Problem to work on: Images appear in the records below; leave them out and repeat everything else exactly.

■ ■ ■ ■ ■

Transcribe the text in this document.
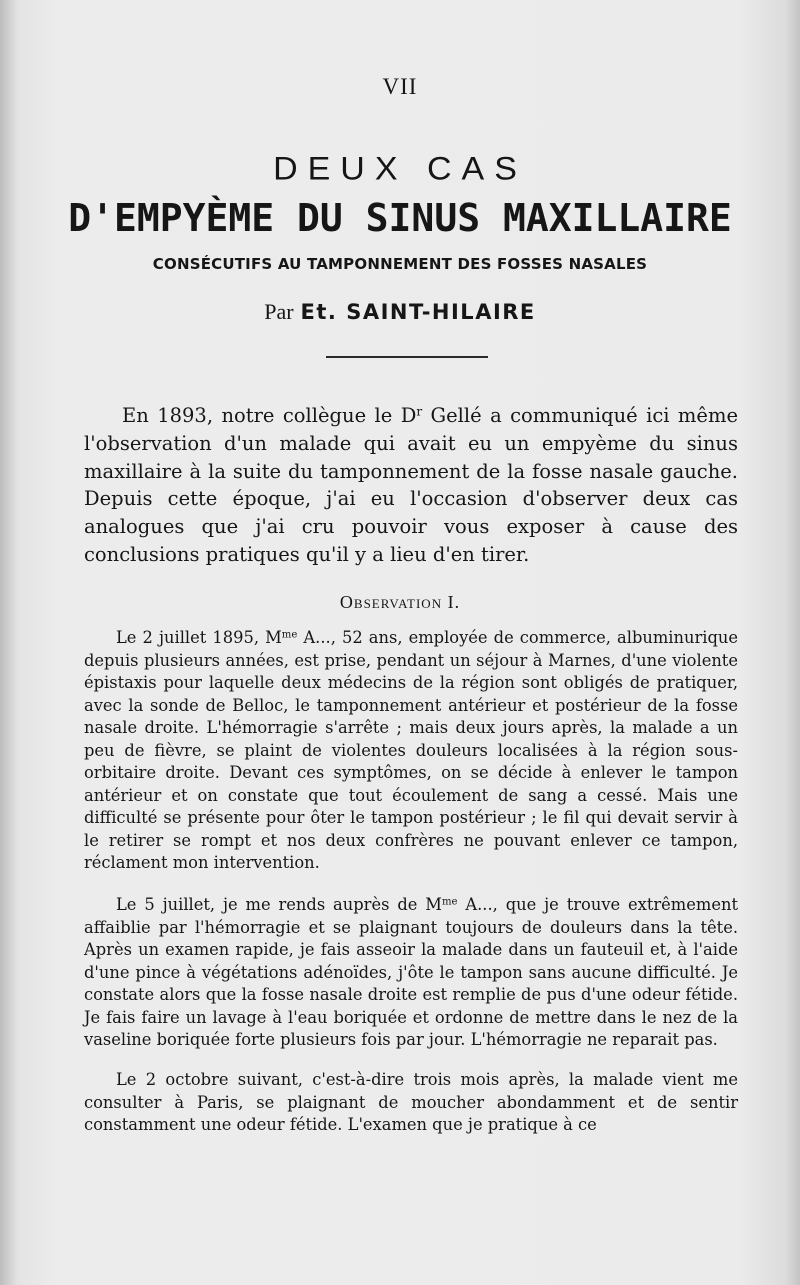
VII
DEUX CAS
D'EMPYÈME DU SINUS MAXILLAIRE
CONSÉCUTIFS AU TAMPONNEMENT DES FOSSES NASALES
Par Et. SAINT-HILAIRE

En 1893, notre collègue le $D^r$ Gellé a communiqué ici même l'observation d'un malade qui avait eu un empyème du sinus maxillaire à la suite du tamponnement de la fosse nasale gauche. Depuis cette époque, j'ai eu l'occasion d'observer deux cas analogues que j'ai cru pouvoir vous exposer à cause des conclusions pratiques qu'il y a lieu d'en tirer.

Observation I.

Le 2 juillet 1895, $M^{me}$ A..., 52 ans, employée de commerce, albuminurique depuis plusieurs années, est prise, pendant un séjour à Marnes, d'une violente épistaxis pour laquelle deux médecins de la région sont obligés de pratiquer, avec la sonde de Belloc, le tamponnement antérieur et postérieur de la fosse nasale droite. L'hémorragie s'arrête ; mais deux jours après, la malade a un peu de fièvre, se plaint de violentes douleurs localisées à la région sous-orbitaire droite. Devant ces symptômes, on se décide à enlever le tampon antérieur et on constate que tout écoulement de sang a cessé. Mais une difficulté se présente pour ôter le tampon postérieur ; le fil qui devait servir à le retirer se rompt et nos deux confrères ne pouvant enlever ce tampon, réclament mon intervention.

Le 5 juillet, je me rends auprès de $M^{me}$ A..., que je trouve extrêmement affaiblie par l'hémorragie et se plaignant toujours de douleurs dans la tête. Après un examen rapide, je fais asseoir la malade dans un fauteuil et, à l'aide d'une pince à végétations adénoïdes, j'ôte le tampon sans aucune difficulté. Je constate alors que la fosse nasale droite est remplie de pus d'une odeur fétide. Je fais faire un lavage à l'eau boriquée et ordonne de mettre dans le nez de la vaseline boriquée forte plusieurs fois par jour. L'hémorragie ne reparait pas.

Le 2 octobre suivant, c'est-à-dire trois mois après, la malade vient me consulter à Paris, se plaignant de moucher abondamment et de sentir constamment une odeur fétide. L'examen que je pratique à ce
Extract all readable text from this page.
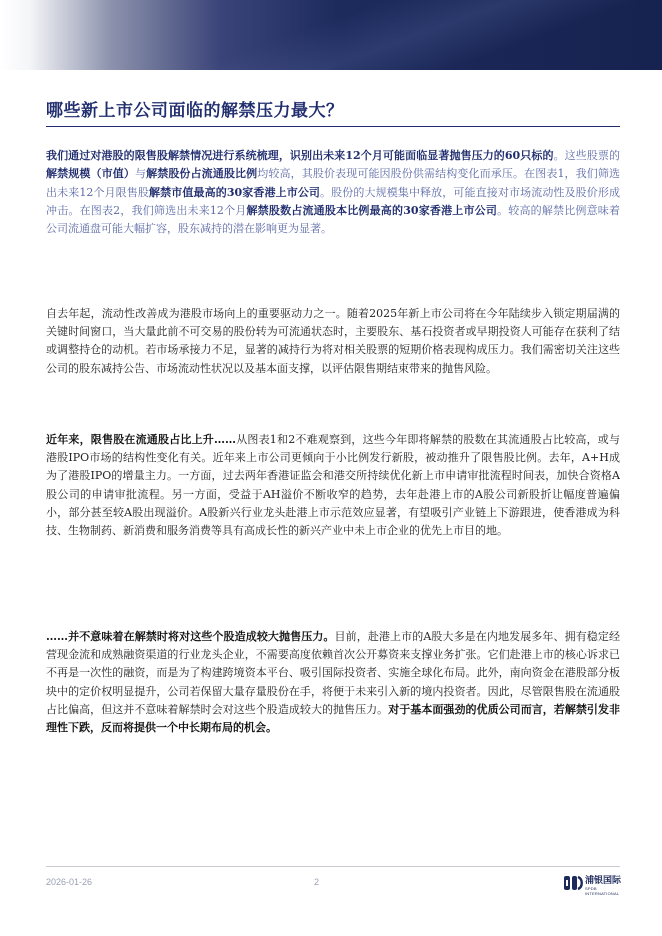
哪些新上市公司面临的解禁压力最大？
我们通过对港股的限售股解禁情况进行系统梳理，识别出未来12个月可能面临显著抛售压力的60只标的。这些股票的解禁规模（市值）与解禁股份占流通股比例均较高，其股价表现可能因股份供需结构变化而承压。在图表1，我们筛选出未来12个月限售股解禁市值最高的30家香港上市公司。股份的大规模集中释放，可能直接对市场流动性及股价形成冲击。在图表2，我们筛选出未来12个月解禁股数占流通股本比例最高的30家香港上市公司。较高的解禁比例意味着公司流通盘可能大幅扩容，股东减持的潜在影响更为显著。
自去年起，流动性改善成为港股市场向上的重要驱动力之一。随着2025年新上市公司将在今年陆续步入锁定期届满的关键时间窗口，当大量此前不可交易的股份转为可流通状态时，主要股东、基石投资者或早期投资人可能存在获利了结或调整持仓的动机。若市场承接力不足，显著的减持行为将对相关股票的短期价格表现构成压力。我们需密切关注这些公司的股东减持公告、市场流动性状况以及基本面支撑，以评估限售期结束带来的抛售风险。
近年来，限售股在流通股占比上升……从图表1和2不难观察到，这些今年即将解禁的股数在其流通股占比较高，或与港股IPO市场的结构性变化有关。近年来上市公司更倾向于小比例发行新股，被动推升了限售股比例。去年，A+H成为了港股IPO的增量主力。一方面，过去两年香港证监会和港交所持续优化新上市申请审批流程时间表，加快合资格A股公司的申请审批流程。另一方面，受益于AH溢价不断收窄的趋势，去年赴港上市的A股公司新股折让幅度普遍偏小，部分甚至较A股出现溢价。A股新兴行业龙头赴港上市示范效应显著，有望吸引产业链上下游跟进，使香港成为科技、生物制药、新消费和服务消费等具有高成长性的新兴产业中未上市企业的优先上市目的地。
……并不意味着在解禁时将对这些个股造成较大抛售压力。目前，赴港上市的A股大多是在内地发展多年、拥有稳定经营现金流和成熟融资渠道的行业龙头企业，不需要高度依赖首次公开募资来支撑业务扩张。它们赴港上市的核心诉求已不再是一次性的融资，而是为了构建跨境资本平台、吸引国际投资者、实施全球化布局。此外，南向资金在港股部分板块中的定价权明显提升，公司若保留大量存量股份在手，将便于未来引入新的境内投资者。因此，尽管限售股在流通股占比偏高，但这并不意味着解禁时会对这些个股造成较大的抛售压力。对于基本面强劲的优质公司而言，若解禁引发非理性下跌，反而将提供一个中长期布局的机会。
2026-01-26	2	浦银国际
SPDB INTERNATIONAL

■ ■ ■ ■ ■

Correct answer:
Transcribe the text in this document.
VII
DEUX CAS
D'EMPYÈME DU SINUS MAXILLAIRE
CONSÉCUTIFS AU TAMPONNEMENT DES FOSSES NASALES
Par Et. SAINT-HILAIRE

En 1893, notre collègue le $D^r$ Gellé a communiqué ici même l'observation d'un malade qui avait eu un empyème du sinus maxillaire à la suite du tamponnement de la fosse nasale gauche. Depuis cette époque, j'ai eu l'occasion d'observer deux cas analogues que j'ai cru pouvoir vous exposer à cause des conclusions pratiques qu'il y a lieu d'en tirer.

Observation I.

Le 2 juillet 1895, $M^{me}$ A..., 52 ans, employée de commerce, albuminurique depuis plusieurs années, est prise, pendant un séjour à Marnes, d'une violente épistaxis pour laquelle deux médecins de la région sont obligés de pratiquer, avec la sonde de Belloc, le tamponnement antérieur et postérieur de la fosse nasale droite. L'hémorragie s'arrête ; mais deux jours après, la malade a un peu de fièvre, se plaint de violentes douleurs localisées à la région sous-orbitaire droite. Devant ces symptômes, on se décide à enlever le tampon antérieur et on constate que tout écoulement de sang a cessé. Mais une difficulté se présente pour ôter le tampon postérieur ; le fil qui devait servir à le retirer se rompt et nos deux confrères ne pouvant enlever ce tampon, réclament mon intervention.

Le 5 juillet, je me rends auprès de $M^{me}$ A..., que je trouve extrêmement affaiblie par l'hémorragie et se plaignant toujours de douleurs dans la tête. Après un examen rapide, je fais asseoir la malade dans un fauteuil et, à l'aide d'une pince à végétations adénoïdes, j'ôte le tampon sans aucune difficulté. Je constate alors que la fosse nasale droite est remplie de pus d'une odeur fétide. Je fais faire un lavage à l'eau boriquée et ordonne de mettre dans le nez de la vaseline boriquée forte plusieurs fois par jour. L'hémorragie ne reparait pas.

Le 2 octobre suivant, c'est-à-dire trois mois après, la malade vient me consulter à Paris, se plaignant de moucher abondamment et de sentir constamment une odeur fétide. L'examen que je pratique à ce
Extract all readable text from this page.
哪些新上市公司面临的解禁压力最大？
我们通过对港股的限售股解禁情况进行系统梳理，识别出未来12个月可能面临显著抛售压力的60只标的。这些股票的解禁规模（市值）与解禁股份占流通股比例均较高，其股价表现可能因股份供需结构变化而承压。在图表1，我们筛选出未来12个月限售股解禁市值最高的30家香港上市公司。股份的大规模集中释放，可能直接对市场流动性及股价形成冲击。在图表2，我们筛选出未来12个月解禁股数占流通股本比例最高的30家香港上市公司。较高的解禁比例意味着公司流通盘可能大幅扩容，股东减持的潜在影响更为显著。
自去年起，流动性改善成为港股市场向上的重要驱动力之一。随着2025年新上市公司将在今年陆续步入锁定期届满的关键时间窗口，当大量此前不可交易的股份转为可流通状态时，主要股东、基石投资者或早期投资人可能存在获利了结或调整持仓的动机。若市场承接力不足，显著的减持行为将对相关股票的短期价格表现构成压力。我们需密切关注这些公司的股东减持公告、市场流动性状况以及基本面支撑，以评估限售期结束带来的抛售风险。
近年来，限售股在流通股占比上升……从图表1和2不难观察到，这些今年即将解禁的股数在其流通股占比较高，或与港股IPO市场的结构性变化有关。近年来上市公司更倾向于小比例发行新股，被动推升了限售股比例。去年，A+H成为了港股IPO的增量主力。一方面，过去两年香港证监会和港交所持续优化新上市申请审批流程时间表，加快合资格A股公司的申请审批流程。另一方面，受益于AH溢价不断收窄的趋势，去年赴港上市的A股公司新股折让幅度普遍偏小，部分甚至较A股出现溢价。A股新兴行业龙头赴港上市示范效应显著，有望吸引产业链上下游跟进，使香港成为科技、生物制药、新消费和服务消费等具有高成长性的新兴产业中未上市企业的优先上市目的地。
……并不意味着在解禁时将对这些个股造成较大抛售压力。目前，赴港上市的A股大多是在内地发展多年、拥有稳定经营现金流和成熟融资渠道的行业龙头企业，不需要高度依赖首次公开募资来支撑业务扩张。它们赴港上市的核心诉求已不再是一次性的融资，而是为了构建跨境资本平台、吸引国际投资者、实施全球化布局。此外，南向资金在港股部分板块中的定价权明显提升，公司若保留大量存量股份在手，将便于未来引入新的境内投资者。因此，尽管限售股在流通股占比偏高，但这并不意味着解禁时会对这些个股造成较大的抛售压力。对于基本面强劲的优质公司而言，若解禁引发非理性下跌，反而将提供一个中长期布局的机会。
2026-01-26	2	浦银国际
SPDB INTERNATIONAL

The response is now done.